WHAT TO DO — Identify the lines that contain the word "তকরণ" and copy each one.

Lines of data —
* BEGIN *

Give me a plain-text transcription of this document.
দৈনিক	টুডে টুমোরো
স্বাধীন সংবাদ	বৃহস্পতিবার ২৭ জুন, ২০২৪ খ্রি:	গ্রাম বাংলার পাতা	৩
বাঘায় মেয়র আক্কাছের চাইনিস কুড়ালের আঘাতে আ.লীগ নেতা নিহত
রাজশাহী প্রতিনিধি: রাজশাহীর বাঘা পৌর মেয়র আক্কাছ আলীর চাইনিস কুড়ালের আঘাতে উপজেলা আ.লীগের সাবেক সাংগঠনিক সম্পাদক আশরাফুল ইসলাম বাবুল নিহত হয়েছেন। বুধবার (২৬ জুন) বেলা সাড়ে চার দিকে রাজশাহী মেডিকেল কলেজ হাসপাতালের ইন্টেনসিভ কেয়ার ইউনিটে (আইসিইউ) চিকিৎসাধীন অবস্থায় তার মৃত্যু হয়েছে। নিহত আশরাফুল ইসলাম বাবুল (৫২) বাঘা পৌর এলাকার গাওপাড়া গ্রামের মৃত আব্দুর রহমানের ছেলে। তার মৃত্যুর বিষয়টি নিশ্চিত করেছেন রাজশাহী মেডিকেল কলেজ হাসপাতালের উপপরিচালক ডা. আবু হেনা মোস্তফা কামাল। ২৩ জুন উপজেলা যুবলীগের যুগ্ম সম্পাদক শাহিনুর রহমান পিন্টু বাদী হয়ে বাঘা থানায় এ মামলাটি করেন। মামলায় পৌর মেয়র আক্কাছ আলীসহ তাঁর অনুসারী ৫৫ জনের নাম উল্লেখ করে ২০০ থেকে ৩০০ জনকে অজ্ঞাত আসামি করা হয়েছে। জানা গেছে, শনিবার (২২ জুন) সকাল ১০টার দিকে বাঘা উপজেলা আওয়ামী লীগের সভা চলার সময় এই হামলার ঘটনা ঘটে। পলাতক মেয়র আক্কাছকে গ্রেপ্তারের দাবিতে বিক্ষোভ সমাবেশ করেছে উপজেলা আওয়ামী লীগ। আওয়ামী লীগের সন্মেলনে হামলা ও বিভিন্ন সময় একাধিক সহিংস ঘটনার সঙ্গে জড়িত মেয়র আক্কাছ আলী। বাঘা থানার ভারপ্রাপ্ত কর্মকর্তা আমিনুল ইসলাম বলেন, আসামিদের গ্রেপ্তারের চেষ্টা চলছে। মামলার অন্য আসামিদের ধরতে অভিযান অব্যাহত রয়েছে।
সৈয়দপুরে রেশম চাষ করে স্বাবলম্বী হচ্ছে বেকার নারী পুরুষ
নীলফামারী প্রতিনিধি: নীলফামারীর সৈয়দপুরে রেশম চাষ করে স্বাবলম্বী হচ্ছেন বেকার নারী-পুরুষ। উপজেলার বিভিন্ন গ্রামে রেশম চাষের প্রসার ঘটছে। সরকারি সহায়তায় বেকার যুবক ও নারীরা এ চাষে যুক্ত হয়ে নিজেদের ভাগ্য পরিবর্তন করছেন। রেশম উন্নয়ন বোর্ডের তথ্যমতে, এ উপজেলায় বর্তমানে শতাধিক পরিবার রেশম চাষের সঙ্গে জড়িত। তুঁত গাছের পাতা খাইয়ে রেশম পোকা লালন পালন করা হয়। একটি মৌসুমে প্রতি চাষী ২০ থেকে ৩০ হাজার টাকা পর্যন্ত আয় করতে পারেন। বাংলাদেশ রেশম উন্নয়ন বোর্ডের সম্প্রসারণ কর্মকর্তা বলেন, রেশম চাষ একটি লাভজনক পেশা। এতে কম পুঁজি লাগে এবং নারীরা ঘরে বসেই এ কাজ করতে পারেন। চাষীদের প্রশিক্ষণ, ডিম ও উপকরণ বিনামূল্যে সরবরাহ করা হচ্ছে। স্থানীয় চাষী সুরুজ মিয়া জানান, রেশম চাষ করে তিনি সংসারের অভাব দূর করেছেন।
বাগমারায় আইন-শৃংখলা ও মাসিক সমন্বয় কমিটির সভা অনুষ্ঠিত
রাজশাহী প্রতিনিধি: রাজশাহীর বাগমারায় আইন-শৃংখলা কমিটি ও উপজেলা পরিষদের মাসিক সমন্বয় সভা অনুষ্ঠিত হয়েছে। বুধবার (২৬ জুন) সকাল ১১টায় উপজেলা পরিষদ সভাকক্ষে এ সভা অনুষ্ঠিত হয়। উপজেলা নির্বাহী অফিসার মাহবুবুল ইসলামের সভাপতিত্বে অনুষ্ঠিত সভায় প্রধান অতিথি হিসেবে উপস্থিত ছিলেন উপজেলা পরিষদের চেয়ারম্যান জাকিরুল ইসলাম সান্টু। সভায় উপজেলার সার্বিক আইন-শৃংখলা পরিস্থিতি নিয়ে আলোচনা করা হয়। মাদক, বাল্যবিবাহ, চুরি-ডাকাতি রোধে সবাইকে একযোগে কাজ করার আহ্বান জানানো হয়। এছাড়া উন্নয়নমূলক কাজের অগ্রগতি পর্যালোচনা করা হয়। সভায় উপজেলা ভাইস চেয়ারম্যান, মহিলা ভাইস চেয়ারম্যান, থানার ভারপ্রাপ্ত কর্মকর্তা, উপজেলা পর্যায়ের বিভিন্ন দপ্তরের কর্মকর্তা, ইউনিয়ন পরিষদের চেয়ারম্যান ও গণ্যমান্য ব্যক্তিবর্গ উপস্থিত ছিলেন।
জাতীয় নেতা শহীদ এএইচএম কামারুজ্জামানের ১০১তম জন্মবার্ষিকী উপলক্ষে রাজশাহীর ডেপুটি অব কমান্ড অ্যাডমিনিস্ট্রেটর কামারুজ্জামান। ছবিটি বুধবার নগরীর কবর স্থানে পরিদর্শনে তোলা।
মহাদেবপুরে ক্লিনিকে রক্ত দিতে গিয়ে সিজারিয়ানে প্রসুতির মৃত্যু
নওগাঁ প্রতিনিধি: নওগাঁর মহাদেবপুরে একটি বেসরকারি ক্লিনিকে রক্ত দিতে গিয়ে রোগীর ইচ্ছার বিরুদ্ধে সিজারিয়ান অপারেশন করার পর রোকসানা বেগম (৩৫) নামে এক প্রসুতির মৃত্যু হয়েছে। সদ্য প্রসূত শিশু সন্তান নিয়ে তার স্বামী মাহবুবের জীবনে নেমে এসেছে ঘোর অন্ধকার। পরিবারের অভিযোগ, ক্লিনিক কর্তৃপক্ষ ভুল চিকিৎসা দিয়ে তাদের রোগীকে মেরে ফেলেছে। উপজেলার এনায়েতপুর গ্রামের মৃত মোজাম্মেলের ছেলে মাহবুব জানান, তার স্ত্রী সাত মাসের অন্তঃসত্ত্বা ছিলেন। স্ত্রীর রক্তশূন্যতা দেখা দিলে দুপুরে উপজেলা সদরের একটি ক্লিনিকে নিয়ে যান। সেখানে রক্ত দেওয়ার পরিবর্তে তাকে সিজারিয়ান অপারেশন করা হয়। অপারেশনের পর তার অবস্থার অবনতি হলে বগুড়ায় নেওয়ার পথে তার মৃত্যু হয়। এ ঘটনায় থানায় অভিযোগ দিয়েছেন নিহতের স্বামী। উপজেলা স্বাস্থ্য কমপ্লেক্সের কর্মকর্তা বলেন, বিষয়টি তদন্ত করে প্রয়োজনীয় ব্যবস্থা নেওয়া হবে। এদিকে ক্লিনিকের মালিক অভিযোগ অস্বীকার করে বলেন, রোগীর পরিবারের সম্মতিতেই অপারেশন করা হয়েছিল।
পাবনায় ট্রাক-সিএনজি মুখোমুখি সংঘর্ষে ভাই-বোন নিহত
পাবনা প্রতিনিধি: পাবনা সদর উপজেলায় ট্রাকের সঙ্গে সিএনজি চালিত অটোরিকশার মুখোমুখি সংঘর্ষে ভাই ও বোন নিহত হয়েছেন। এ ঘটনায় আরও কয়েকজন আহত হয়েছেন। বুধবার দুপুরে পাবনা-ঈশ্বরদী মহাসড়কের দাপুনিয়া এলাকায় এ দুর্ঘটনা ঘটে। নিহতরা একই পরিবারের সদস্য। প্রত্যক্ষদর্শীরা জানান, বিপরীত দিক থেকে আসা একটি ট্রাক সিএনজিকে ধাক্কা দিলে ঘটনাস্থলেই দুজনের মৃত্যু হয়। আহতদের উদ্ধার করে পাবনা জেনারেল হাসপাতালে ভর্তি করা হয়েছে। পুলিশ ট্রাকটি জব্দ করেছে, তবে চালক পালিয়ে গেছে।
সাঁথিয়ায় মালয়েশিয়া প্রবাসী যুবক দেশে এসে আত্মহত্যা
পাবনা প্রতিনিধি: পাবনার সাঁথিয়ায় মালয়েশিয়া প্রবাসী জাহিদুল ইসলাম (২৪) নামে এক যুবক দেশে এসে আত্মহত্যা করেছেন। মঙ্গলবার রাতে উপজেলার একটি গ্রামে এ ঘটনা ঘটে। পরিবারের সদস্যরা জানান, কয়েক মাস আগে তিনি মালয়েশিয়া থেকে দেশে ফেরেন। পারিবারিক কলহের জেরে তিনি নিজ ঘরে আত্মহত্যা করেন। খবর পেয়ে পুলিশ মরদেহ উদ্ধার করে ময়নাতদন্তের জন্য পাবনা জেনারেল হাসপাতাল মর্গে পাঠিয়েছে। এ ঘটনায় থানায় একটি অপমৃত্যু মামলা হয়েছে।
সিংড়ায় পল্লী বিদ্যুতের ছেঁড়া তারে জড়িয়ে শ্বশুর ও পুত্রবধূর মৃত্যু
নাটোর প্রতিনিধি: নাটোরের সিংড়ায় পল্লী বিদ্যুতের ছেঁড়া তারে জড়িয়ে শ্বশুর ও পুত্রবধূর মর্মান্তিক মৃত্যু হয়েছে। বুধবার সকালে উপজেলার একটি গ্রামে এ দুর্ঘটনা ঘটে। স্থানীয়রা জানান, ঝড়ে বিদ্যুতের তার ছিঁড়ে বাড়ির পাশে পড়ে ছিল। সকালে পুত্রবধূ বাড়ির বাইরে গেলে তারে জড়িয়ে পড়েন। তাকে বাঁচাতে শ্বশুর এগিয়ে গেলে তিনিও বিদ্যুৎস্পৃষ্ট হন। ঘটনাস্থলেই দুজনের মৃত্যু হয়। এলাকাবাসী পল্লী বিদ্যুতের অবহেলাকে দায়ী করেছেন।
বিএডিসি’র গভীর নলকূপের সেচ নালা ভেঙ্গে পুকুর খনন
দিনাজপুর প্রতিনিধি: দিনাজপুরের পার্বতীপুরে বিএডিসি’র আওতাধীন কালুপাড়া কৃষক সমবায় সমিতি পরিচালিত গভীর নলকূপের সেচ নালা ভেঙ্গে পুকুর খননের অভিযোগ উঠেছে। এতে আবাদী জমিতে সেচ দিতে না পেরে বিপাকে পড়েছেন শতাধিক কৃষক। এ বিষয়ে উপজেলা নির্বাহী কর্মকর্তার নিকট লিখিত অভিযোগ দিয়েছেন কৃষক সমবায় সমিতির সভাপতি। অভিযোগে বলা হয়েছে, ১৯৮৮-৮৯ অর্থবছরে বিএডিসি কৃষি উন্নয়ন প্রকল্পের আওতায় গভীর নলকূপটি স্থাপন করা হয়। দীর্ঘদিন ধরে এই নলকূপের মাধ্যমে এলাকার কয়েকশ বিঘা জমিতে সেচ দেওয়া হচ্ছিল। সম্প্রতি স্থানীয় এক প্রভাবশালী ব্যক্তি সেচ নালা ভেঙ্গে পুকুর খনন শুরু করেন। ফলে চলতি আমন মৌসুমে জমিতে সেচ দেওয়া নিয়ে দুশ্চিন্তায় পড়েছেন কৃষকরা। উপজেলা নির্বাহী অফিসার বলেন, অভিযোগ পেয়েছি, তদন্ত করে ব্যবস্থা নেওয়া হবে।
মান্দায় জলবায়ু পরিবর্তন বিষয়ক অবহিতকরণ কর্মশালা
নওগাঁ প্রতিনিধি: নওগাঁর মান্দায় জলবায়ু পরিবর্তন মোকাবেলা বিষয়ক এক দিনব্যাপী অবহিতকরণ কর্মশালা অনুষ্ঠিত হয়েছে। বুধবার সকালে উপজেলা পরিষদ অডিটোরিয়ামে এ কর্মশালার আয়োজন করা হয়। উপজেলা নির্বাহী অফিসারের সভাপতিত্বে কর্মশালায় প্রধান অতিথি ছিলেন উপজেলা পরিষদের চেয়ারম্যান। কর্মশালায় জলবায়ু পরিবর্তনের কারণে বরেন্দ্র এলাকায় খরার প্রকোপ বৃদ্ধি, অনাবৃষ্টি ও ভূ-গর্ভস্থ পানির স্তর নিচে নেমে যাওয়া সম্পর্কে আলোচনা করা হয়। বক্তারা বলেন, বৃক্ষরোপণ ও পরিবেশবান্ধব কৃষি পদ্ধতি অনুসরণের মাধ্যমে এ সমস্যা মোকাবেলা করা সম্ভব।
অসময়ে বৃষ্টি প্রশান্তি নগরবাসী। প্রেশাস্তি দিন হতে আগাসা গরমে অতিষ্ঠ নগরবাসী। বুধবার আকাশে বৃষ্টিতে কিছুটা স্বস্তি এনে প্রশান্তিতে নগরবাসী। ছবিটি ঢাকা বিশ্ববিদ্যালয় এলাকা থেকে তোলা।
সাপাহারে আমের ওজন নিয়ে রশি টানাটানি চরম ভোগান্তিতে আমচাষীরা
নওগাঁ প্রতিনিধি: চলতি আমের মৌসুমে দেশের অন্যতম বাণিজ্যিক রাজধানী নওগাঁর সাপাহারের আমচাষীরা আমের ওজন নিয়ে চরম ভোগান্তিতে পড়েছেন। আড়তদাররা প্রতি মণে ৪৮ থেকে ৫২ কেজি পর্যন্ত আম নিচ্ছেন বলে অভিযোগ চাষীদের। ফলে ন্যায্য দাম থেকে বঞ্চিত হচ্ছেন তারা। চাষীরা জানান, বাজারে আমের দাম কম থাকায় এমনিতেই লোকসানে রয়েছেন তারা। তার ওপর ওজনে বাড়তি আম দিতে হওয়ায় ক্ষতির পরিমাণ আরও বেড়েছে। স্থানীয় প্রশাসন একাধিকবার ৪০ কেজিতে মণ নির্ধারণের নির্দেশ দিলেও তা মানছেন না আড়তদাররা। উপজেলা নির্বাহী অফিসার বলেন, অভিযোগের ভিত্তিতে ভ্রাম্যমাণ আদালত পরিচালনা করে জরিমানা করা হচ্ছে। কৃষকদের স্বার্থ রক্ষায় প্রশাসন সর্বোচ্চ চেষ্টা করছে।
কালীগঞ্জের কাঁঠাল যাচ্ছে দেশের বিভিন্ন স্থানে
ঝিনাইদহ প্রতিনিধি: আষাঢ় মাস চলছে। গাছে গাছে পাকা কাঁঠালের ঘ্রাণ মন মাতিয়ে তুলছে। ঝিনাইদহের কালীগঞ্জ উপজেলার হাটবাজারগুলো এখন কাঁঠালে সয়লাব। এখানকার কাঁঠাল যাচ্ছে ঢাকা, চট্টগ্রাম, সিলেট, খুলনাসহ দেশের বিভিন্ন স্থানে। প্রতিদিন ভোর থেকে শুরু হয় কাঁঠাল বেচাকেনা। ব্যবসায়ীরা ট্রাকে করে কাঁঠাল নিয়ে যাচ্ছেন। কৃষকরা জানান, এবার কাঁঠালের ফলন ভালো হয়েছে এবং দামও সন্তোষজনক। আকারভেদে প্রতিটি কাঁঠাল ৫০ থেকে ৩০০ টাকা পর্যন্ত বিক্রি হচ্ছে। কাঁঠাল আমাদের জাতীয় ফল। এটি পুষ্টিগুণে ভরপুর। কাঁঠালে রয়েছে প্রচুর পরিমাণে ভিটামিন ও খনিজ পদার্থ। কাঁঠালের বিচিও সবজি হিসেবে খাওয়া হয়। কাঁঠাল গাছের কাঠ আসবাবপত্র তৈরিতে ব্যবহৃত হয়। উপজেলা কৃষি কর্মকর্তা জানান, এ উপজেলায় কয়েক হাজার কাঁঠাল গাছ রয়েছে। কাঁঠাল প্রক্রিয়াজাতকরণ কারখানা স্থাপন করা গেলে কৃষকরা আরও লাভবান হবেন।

* END *

PROBLEM SOLUTION —
মান্দায় জলবায়ু পরিবর্তন বিষয়ক অবহিতকরণ কর্মশালা
নওগাঁ প্রতিনিধি: নওগাঁর মান্দায় জলবায়ু পরিবর্তন মোকাবেলা বিষয়ক এক দিনব্যাপী অবহিতকরণ কর্মশালা অনুষ্ঠিত হয়েছে। বুধবার সকালে উপজেলা পরিষদ অডিটোরিয়ামে এ কর্মশালার আয়োজন করা হয়। উপজেলা নির্বাহী অফিসারের সভাপতিত্বে কর্মশালায় প্রধান অতিথি ছিলেন উপজেলা পরিষদের চেয়ারম্যান। কর্মশালায় জলবায়ু পরিবর্তনের কারণে বরেন্দ্র এলাকায় খরার প্রকোপ বৃদ্ধি, অনাবৃষ্টি ও ভূ-গর্ভস্থ পানির স্তর নিচে নেমে যাওয়া সম্পর্কে আলোচনা করা হয়। বক্তারা বলেন, বৃক্ষরোপণ ও পরিবেশবান্ধব কৃষি পদ্ধতি অনুসরণের মাধ্যমে এ সমস্যা মোকাবেলা করা সম্ভব।
ঝিনাইদহ প্রতিনিধি: আষাঢ় মাস চলছে। গাছে গাছে পাকা কাঁঠালের ঘ্রাণ মন মাতিয়ে তুলছে। ঝিনাইদহের কালীগঞ্জ উপজেলার হাটবাজারগুলো এখন কাঁঠালে সয়লাব। এখানকার কাঁঠাল যাচ্ছে ঢাকা, চট্টগ্রাম, সিলেট, খুলনাসহ দেশের বিভিন্ন স্থানে। প্রতিদিন ভোর থেকে শুরু হয় কাঁঠাল বেচাকেনা। ব্যবসায়ীরা ট্রাকে করে কাঁঠাল নিয়ে যাচ্ছেন। কৃষকরা জানান, এবার কাঁঠালের ফলন ভালো হয়েছে এবং দামও সন্তোষজনক। আকারভেদে প্রতিটি কাঁঠাল ৫০ থেকে ৩০০ টাকা পর্যন্ত বিক্রি হচ্ছে। কাঁঠাল আমাদের জাতীয় ফল। এটি পুষ্টিগুণে ভরপুর। কাঁঠালে রয়েছে প্রচুর পরিমাণে ভিটামিন ও খনিজ পদার্থ। কাঁঠালের বিচিও সবজি হিসেবে খাওয়া হয়। কাঁঠাল গাছের কাঠ আসবাবপত্র তৈরিতে ব্যবহৃত হয়। উপজেলা কৃষি কর্মকর্তা জানান, এ উপজেলায় কয়েক হাজার কাঁঠাল গাছ রয়েছে। কাঁঠাল প্রক্রিয়াজাতকরণ কারখানা স্থাপন করা গেলে কৃষকরা আরও লাভবান হবেন।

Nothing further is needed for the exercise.